▸ **Aim**
Among the entries below, count the lines where the string "pixels" occurs, and give only the number.

▸ **Data excerpts**
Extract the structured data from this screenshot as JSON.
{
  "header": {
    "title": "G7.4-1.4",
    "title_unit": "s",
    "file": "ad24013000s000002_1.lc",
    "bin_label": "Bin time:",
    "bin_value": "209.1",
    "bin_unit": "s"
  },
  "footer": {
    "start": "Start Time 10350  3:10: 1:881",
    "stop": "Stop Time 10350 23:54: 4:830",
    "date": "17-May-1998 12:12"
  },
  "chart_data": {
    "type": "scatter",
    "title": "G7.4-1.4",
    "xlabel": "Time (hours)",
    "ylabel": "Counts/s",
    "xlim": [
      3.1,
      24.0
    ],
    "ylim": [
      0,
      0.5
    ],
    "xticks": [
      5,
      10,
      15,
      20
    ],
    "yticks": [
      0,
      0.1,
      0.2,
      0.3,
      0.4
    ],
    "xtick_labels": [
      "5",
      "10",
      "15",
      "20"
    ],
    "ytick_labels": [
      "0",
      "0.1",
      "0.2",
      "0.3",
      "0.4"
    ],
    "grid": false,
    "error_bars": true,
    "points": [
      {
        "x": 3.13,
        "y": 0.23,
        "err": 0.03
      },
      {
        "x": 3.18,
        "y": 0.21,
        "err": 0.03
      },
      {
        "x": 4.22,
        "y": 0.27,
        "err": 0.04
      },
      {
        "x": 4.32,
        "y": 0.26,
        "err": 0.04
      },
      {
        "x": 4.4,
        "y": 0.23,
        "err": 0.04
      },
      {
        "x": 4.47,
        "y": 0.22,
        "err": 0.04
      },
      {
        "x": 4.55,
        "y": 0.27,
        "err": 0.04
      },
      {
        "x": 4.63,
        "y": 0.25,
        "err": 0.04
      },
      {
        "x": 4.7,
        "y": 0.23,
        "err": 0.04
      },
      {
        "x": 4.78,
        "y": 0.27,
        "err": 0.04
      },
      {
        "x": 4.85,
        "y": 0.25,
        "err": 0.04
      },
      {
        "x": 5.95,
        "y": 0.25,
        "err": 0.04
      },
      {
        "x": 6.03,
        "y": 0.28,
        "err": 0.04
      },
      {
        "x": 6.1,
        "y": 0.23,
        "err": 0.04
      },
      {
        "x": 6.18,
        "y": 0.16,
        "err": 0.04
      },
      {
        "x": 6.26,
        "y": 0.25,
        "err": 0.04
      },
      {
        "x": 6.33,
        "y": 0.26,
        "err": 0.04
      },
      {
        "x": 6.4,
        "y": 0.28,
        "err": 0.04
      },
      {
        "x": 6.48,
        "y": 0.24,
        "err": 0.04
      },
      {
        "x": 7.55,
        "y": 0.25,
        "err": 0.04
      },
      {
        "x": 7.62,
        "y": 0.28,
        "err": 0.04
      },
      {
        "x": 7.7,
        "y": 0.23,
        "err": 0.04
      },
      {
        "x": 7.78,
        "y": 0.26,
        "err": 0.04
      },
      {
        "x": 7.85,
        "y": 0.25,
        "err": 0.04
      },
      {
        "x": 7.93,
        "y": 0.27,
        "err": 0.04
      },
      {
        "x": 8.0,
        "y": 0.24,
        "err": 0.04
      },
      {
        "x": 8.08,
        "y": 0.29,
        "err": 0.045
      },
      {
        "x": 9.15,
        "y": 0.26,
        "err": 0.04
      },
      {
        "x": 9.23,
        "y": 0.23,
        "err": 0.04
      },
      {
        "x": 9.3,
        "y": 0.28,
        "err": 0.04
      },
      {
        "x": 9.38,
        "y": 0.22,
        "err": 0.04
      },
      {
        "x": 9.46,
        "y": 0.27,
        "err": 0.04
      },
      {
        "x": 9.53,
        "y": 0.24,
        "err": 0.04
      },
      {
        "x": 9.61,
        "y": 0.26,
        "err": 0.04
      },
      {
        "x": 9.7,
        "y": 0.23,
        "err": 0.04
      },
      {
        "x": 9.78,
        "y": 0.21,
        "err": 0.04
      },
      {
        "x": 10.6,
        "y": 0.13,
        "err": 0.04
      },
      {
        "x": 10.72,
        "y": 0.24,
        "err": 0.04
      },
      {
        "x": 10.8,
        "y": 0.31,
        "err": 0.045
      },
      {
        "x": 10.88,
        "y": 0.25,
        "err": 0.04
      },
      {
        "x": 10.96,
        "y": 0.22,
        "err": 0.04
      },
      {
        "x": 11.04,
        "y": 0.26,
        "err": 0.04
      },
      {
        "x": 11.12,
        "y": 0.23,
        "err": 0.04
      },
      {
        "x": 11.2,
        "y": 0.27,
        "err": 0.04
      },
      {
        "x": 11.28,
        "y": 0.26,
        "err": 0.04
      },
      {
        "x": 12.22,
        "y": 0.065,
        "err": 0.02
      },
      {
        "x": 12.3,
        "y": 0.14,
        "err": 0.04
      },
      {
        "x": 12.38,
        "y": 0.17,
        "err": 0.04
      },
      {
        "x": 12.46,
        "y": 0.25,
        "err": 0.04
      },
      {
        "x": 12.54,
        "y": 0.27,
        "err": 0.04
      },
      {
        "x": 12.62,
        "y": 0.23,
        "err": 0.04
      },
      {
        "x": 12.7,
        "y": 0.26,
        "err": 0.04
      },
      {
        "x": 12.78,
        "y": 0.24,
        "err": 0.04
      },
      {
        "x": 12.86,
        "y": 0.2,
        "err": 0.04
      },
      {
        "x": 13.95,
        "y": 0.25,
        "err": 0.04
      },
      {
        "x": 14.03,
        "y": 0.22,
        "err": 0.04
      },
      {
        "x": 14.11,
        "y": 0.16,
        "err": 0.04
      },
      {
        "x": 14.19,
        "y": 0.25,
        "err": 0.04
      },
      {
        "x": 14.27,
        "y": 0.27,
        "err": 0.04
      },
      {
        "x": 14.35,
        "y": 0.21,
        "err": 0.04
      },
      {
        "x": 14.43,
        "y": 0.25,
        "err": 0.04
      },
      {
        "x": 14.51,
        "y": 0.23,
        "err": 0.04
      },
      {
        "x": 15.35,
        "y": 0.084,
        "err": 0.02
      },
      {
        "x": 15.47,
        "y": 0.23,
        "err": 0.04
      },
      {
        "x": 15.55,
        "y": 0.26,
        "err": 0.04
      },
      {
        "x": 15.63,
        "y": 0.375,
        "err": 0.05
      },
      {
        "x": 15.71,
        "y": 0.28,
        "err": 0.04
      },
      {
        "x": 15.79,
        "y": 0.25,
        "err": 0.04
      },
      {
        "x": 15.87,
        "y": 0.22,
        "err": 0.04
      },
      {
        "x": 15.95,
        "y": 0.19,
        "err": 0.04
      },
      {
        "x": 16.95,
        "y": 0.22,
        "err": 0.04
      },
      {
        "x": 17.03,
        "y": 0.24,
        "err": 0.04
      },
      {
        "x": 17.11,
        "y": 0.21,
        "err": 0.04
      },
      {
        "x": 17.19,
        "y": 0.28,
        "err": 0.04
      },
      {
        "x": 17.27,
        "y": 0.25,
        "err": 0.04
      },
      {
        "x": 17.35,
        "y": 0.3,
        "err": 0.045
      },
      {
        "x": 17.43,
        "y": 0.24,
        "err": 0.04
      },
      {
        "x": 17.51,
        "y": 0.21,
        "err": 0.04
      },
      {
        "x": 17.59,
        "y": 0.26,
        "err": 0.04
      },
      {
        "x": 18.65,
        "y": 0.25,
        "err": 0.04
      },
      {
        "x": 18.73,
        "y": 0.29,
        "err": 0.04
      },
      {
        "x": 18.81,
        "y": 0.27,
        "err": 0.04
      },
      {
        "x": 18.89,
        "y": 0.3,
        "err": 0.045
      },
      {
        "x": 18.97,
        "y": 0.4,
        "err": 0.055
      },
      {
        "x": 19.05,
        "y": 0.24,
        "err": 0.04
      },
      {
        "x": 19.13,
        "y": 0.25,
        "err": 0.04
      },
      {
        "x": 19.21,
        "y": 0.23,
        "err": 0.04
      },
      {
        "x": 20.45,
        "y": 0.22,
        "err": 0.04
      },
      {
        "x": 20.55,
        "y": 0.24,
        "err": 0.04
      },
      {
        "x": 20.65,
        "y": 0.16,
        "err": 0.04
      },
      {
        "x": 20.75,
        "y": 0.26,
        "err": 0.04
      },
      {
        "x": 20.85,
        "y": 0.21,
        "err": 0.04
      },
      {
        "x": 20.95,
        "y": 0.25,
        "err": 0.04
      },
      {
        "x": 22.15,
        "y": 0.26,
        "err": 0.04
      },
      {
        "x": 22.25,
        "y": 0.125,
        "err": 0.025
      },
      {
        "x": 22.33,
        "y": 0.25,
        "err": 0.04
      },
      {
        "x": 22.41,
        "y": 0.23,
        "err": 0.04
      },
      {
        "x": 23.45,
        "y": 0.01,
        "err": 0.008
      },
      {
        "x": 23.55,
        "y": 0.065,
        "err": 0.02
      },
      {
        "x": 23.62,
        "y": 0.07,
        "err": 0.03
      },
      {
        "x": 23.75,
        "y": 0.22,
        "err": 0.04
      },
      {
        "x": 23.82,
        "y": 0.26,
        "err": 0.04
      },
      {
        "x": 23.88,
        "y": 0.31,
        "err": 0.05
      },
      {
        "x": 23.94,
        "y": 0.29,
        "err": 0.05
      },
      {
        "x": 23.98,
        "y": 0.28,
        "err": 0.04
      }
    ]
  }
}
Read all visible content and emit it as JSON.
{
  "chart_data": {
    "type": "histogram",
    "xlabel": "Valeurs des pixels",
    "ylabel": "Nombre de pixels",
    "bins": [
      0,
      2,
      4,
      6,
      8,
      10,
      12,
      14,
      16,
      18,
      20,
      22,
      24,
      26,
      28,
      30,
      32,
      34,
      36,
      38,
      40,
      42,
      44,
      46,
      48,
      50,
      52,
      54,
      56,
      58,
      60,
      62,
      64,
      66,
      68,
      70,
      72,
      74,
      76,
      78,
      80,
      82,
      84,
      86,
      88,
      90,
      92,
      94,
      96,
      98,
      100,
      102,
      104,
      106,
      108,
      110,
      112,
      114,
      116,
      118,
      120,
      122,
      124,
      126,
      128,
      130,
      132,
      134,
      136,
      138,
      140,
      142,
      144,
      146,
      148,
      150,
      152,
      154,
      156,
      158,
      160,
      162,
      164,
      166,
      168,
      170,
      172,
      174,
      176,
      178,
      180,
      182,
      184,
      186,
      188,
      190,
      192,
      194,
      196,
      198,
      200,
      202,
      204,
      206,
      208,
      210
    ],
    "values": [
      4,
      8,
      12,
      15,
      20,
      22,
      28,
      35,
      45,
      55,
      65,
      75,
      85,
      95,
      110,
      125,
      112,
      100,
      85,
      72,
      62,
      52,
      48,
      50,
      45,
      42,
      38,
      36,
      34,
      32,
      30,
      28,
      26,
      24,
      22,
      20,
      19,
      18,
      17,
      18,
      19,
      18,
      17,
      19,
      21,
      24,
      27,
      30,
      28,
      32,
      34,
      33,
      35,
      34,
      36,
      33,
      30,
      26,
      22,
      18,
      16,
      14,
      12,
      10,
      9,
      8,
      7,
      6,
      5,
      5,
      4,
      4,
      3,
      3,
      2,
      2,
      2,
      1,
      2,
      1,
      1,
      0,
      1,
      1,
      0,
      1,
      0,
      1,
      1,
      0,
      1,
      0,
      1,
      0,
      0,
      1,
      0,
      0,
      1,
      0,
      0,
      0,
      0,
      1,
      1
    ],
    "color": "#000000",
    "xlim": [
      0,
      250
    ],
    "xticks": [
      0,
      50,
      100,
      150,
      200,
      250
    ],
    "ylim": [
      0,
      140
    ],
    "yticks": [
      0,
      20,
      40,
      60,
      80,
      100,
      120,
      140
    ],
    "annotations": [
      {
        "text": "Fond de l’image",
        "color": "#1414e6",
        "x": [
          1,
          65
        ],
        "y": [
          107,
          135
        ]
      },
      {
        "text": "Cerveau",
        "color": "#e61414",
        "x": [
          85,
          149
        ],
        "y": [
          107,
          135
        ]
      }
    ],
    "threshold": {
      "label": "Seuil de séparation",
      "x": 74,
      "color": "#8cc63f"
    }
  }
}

▸ **Output of the task**
2